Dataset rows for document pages
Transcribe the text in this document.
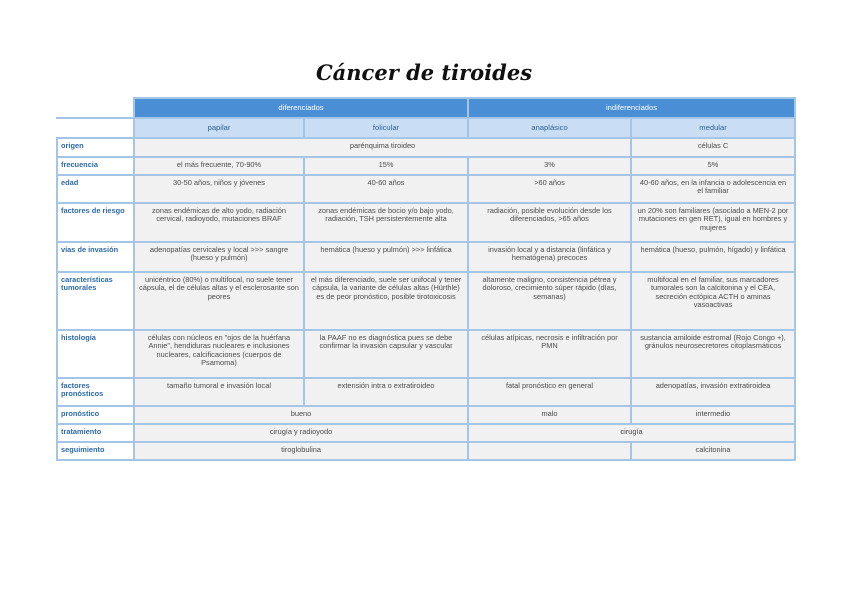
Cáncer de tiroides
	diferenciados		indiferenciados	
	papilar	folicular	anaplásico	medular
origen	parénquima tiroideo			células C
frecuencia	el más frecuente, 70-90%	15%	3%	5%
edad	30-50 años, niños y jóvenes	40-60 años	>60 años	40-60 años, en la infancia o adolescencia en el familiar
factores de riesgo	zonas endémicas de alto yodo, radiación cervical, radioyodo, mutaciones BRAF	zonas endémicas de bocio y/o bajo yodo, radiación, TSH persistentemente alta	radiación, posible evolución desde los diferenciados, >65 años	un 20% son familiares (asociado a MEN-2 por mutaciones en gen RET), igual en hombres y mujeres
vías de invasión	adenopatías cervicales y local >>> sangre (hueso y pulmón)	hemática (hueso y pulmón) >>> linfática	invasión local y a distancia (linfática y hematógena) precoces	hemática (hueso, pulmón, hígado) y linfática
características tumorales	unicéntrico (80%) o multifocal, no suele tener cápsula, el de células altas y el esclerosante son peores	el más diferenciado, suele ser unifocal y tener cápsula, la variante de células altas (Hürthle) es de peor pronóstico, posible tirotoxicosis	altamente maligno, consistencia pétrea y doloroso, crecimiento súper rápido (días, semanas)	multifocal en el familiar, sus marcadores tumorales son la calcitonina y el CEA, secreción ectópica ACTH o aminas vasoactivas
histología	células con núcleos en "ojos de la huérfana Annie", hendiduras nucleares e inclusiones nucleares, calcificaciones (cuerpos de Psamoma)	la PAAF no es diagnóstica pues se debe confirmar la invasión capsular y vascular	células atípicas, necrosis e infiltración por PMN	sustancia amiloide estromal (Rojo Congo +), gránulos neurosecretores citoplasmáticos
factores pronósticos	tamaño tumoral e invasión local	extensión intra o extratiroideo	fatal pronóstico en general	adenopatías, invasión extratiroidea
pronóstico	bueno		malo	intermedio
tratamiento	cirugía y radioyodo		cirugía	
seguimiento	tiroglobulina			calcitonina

● EXERCISE OBJECTIVE: The required output is every line above that contains the string "diferenciados".

● YOUR RESPONSE:
	diferenciados		indiferenciados	
factores de riesgo	zonas endémicas de alto yodo, radiación cervical, radioyodo, mutaciones BRAF	zonas endémicas de bocio y/o bajo yodo, radiación, TSH persistentemente alta	radiación, posible evolución desde los diferenciados, >65 años	un 20% son familiares (asociado a MEN-2 por mutaciones en gen RET), igual en hombres y mujeres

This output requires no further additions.